Short problem: In your copy, repeat the records exactly and leave out the pictures.

Dataset records:
----------------------------------------

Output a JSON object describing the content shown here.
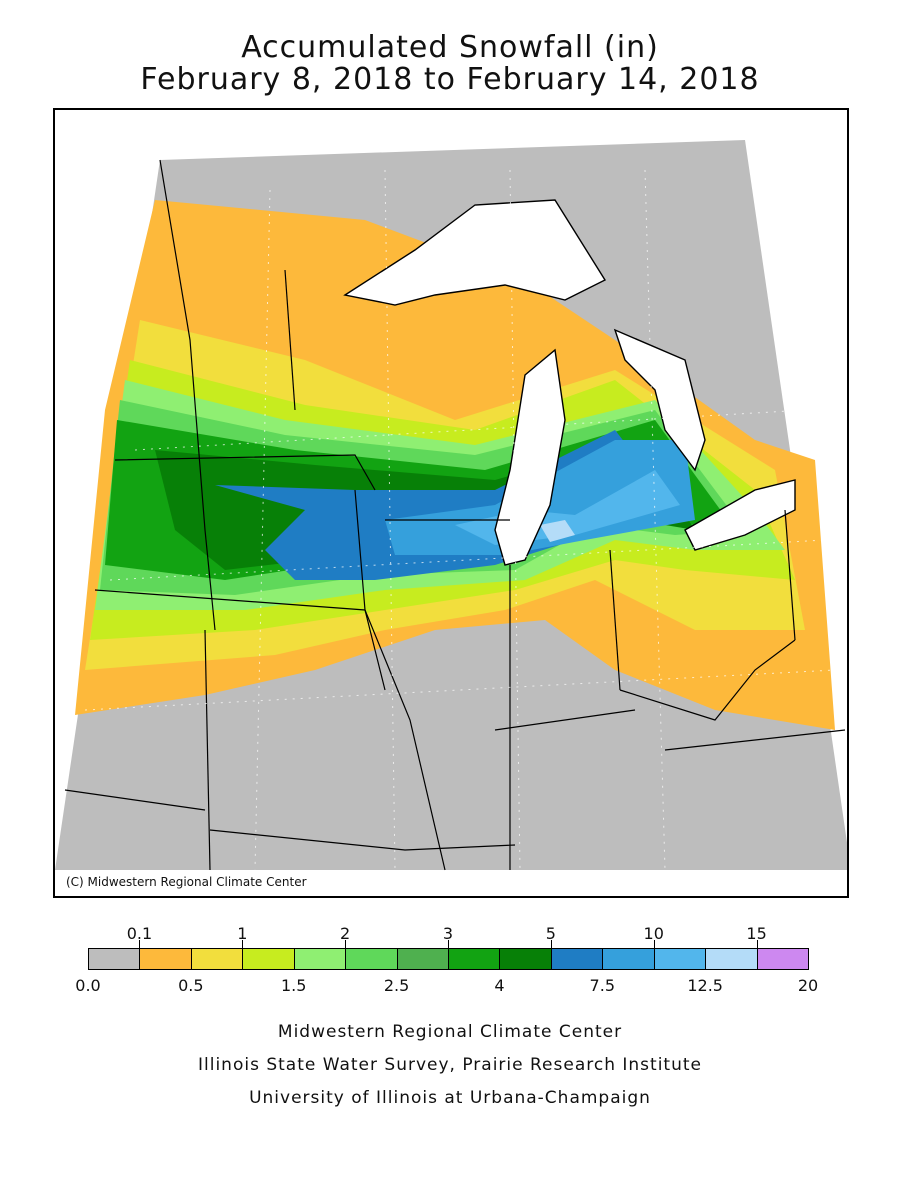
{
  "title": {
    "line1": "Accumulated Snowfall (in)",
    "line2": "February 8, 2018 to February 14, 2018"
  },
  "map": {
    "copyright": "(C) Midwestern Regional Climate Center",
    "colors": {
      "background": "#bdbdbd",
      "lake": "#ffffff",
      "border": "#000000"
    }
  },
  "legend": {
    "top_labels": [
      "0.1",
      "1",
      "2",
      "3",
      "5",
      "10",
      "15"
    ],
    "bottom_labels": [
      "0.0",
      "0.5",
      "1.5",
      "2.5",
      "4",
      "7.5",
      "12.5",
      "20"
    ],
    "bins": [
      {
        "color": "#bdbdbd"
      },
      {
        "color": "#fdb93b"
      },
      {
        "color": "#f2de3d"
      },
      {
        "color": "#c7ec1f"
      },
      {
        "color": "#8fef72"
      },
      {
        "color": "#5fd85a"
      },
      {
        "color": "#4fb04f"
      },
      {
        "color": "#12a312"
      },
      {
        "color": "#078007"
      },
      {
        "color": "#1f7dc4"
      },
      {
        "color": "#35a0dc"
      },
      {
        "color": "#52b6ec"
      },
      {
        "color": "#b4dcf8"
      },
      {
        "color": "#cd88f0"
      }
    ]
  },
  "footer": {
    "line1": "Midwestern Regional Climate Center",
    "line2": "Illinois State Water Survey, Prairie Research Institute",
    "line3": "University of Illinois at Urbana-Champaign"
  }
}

----------------------------------------

Answer to the problem:
Output a JSON object describing the content shown here.
{
  "title": {
    "line1": "Accumulated Snowfall (in)",
    "line2": "February 8, 2018 to February 14, 2018"
  },
  "map": {
    "copyright": "(C) Midwestern Regional Climate Center",
    "colors": {
      "background": "#bdbdbd",
      "lake": "#ffffff",
      "border": "#000000"
    }
  },
  "legend": {
    "top_labels": [
      "0.1",
      "1",
      "2",
      "3",
      "5",
      "10",
      "15"
    ],
    "bottom_labels": [
      "0.0",
      "0.5",
      "1.5",
      "2.5",
      "4",
      "7.5",
      "12.5",
      "20"
    ],
    "bins": [
      {
        "color": "#bdbdbd"
      },
      {
        "color": "#fdb93b"
      },
      {
        "color": "#f2de3d"
      },
      {
        "color": "#c7ec1f"
      },
      {
        "color": "#8fef72"
      },
      {
        "color": "#5fd85a"
      },
      {
        "color": "#4fb04f"
      },
      {
        "color": "#12a312"
      },
      {
        "color": "#078007"
      },
      {
        "color": "#1f7dc4"
      },
      {
        "color": "#35a0dc"
      },
      {
        "color": "#52b6ec"
      },
      {
        "color": "#b4dcf8"
      },
      {
        "color": "#cd88f0"
      }
    ]
  },
  "footer": {
    "line1": "Midwestern Regional Climate Center",
    "line2": "Illinois State Water Survey, Prairie Research Institute",
    "line3": "University of Illinois at Urbana-Champaign"
  }
}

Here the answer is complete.